* [Given problem] Pull out every line in the entries below that contains the string "about", and copy each one unchanged.

* [Dataset content]
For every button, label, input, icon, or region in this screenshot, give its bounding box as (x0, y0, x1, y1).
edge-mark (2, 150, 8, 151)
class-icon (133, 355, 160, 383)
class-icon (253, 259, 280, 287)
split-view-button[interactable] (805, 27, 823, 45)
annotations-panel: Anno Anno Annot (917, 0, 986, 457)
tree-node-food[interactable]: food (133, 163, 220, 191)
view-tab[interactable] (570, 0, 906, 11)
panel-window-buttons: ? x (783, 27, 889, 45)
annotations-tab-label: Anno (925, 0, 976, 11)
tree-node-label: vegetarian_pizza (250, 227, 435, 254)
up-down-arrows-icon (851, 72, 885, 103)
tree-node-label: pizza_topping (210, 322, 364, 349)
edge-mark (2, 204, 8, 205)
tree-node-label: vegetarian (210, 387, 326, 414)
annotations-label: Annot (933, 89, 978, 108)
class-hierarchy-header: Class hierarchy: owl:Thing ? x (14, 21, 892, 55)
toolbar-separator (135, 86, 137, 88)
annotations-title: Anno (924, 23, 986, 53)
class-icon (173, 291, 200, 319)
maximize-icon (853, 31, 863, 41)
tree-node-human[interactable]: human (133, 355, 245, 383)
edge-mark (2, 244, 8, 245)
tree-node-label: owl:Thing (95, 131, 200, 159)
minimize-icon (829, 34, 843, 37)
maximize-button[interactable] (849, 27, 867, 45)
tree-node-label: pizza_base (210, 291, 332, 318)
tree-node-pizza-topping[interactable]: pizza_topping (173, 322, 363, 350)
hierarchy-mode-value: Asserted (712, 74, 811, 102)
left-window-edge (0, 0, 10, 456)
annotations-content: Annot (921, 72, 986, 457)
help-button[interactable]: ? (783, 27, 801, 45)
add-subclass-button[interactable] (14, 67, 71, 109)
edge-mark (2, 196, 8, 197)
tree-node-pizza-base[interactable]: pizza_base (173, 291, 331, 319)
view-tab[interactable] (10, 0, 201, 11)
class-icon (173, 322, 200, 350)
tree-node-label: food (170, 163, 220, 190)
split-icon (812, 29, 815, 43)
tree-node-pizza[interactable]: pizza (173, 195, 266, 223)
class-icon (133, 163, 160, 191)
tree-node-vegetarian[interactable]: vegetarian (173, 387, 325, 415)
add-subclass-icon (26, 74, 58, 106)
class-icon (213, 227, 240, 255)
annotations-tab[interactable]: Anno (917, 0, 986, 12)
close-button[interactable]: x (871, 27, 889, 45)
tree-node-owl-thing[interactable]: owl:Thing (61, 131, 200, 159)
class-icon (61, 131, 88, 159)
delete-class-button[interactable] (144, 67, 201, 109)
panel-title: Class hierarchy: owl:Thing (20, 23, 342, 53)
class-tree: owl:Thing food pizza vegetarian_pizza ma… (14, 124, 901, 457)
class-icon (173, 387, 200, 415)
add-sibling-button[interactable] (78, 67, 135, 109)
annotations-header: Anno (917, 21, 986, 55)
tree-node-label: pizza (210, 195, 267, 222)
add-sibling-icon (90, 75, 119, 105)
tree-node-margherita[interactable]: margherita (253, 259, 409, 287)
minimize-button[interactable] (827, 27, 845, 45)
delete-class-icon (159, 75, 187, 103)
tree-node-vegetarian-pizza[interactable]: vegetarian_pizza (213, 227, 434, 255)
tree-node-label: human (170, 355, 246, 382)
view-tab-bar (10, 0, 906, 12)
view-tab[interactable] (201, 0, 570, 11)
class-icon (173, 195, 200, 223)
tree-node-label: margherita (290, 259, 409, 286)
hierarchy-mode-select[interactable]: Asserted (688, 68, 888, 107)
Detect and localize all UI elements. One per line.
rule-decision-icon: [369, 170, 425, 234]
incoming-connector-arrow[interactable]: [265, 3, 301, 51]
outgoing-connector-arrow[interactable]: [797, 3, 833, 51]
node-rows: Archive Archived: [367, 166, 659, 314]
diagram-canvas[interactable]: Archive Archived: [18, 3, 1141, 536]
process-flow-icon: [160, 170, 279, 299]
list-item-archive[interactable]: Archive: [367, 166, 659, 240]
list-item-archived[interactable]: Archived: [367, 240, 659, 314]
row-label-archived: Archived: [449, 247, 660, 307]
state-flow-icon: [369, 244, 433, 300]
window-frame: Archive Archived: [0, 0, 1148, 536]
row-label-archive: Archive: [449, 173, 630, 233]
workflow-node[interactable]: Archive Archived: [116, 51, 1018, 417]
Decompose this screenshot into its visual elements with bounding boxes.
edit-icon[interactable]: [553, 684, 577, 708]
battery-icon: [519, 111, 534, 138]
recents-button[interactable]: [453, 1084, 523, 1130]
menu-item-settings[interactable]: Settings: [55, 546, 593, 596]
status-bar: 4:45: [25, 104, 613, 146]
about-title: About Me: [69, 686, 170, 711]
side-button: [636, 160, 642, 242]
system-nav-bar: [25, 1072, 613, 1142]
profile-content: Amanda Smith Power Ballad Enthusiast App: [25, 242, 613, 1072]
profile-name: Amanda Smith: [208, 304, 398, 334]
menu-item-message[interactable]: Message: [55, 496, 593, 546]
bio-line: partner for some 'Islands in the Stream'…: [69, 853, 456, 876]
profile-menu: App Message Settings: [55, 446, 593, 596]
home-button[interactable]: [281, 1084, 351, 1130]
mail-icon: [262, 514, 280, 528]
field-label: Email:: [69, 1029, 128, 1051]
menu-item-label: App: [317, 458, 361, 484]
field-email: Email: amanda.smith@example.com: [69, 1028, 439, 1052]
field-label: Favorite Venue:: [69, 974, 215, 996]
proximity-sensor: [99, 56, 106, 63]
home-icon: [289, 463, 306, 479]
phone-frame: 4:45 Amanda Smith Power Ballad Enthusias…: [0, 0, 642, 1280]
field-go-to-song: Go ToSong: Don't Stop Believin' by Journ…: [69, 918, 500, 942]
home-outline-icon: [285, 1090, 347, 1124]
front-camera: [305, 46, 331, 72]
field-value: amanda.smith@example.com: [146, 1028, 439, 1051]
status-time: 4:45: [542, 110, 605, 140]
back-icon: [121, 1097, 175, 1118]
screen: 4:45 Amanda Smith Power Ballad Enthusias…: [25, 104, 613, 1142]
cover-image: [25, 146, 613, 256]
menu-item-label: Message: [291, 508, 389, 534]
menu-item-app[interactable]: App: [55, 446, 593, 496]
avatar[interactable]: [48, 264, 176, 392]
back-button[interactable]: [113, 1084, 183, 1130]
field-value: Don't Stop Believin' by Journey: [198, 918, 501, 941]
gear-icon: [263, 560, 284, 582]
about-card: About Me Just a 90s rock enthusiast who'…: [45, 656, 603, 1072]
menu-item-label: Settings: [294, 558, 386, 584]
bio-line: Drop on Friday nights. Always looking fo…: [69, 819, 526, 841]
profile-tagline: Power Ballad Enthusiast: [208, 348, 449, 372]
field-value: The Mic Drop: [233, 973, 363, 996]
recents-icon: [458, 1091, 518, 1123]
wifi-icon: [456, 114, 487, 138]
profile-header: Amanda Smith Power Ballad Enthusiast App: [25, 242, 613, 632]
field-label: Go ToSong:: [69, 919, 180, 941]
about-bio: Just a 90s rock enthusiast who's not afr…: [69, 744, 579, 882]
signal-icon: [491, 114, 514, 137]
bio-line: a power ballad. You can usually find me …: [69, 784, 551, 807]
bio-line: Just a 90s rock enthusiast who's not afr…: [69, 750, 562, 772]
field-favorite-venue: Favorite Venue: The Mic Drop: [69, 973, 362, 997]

* [Full output]
about-title: About Me: [69, 686, 170, 711]
about-card: About Me Just a 90s rock enthusiast who'…: [45, 656, 603, 1072]
about-bio: Just a 90s rock enthusiast who's not afr…: [69, 744, 579, 882]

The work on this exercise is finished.